**Work to do:** Look through the records that follow. Copy every line containing the word "text".

(Data entries)
····················
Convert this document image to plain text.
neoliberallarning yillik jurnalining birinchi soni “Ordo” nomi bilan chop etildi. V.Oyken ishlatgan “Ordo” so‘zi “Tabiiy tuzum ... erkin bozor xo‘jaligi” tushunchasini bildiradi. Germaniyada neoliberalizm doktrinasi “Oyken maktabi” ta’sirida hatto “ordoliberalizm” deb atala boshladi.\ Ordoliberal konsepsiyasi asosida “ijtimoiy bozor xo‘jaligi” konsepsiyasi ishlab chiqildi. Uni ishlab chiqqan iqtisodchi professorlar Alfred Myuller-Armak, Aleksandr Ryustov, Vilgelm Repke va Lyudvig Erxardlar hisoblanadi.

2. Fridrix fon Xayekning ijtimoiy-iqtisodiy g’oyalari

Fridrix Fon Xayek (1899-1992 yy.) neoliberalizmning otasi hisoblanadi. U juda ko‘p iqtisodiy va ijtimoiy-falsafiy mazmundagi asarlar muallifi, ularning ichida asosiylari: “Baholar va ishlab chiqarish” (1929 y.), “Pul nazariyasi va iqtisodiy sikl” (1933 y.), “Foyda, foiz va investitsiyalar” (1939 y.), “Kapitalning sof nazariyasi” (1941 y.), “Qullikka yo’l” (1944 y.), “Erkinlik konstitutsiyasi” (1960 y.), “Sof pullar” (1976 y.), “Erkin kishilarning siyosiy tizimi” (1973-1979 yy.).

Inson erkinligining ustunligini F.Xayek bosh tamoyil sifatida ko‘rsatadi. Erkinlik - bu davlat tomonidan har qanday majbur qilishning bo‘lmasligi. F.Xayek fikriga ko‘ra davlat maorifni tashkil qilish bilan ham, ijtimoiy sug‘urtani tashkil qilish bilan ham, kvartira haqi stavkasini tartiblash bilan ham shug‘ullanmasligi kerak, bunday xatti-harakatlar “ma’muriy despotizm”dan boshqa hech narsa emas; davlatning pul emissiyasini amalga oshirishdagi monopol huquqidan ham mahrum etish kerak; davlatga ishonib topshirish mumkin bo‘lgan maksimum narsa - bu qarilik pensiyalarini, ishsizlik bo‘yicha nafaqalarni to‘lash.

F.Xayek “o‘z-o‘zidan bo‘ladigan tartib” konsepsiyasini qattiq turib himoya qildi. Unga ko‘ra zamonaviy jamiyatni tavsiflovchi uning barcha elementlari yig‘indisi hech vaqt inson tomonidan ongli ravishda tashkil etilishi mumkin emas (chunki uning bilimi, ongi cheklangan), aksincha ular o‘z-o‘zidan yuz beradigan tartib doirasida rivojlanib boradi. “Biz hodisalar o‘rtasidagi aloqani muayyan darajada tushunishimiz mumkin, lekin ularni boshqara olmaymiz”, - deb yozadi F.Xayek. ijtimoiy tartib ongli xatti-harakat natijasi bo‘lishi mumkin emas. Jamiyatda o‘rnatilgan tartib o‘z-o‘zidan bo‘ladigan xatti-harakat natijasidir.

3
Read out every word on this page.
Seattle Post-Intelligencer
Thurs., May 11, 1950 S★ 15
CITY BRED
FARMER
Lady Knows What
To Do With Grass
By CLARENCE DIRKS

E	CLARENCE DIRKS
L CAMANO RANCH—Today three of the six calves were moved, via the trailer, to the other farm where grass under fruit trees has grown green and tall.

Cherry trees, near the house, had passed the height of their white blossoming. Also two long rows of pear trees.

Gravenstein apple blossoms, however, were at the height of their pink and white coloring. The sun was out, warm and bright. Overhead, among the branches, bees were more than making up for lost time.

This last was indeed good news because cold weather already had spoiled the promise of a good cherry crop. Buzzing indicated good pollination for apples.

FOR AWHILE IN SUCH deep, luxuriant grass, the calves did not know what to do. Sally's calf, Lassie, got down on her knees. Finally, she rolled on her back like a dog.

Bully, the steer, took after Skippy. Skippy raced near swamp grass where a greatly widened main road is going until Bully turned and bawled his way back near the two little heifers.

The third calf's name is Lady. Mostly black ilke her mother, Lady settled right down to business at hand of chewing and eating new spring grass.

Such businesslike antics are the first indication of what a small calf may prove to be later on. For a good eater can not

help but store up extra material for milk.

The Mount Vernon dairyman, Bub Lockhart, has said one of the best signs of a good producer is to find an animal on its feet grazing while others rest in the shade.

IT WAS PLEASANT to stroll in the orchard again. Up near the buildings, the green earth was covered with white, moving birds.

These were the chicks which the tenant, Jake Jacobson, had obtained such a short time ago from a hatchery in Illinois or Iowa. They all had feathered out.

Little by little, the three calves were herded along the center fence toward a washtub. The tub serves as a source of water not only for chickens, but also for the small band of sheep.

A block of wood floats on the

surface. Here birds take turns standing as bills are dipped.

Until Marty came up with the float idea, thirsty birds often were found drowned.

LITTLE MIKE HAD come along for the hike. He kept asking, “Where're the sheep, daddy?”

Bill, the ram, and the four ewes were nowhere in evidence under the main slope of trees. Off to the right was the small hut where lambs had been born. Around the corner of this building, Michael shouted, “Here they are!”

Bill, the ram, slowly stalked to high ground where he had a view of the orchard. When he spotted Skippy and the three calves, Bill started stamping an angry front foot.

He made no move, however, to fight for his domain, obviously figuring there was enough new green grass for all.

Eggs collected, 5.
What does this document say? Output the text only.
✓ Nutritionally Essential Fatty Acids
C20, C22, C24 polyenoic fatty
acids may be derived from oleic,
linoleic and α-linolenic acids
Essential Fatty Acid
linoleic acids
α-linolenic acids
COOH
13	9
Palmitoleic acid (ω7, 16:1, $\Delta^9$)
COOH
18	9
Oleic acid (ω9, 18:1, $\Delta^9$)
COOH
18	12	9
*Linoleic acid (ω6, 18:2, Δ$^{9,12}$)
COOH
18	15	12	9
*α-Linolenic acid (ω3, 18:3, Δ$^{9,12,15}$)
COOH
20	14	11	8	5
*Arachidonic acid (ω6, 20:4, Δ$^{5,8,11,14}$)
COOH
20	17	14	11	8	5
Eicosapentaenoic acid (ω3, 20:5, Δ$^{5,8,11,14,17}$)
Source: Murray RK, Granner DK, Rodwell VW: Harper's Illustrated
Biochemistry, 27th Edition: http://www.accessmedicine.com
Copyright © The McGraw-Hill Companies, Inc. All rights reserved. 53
····················
**Full response:**
Convert this document image to plain text.
What does this document say? Output the text only.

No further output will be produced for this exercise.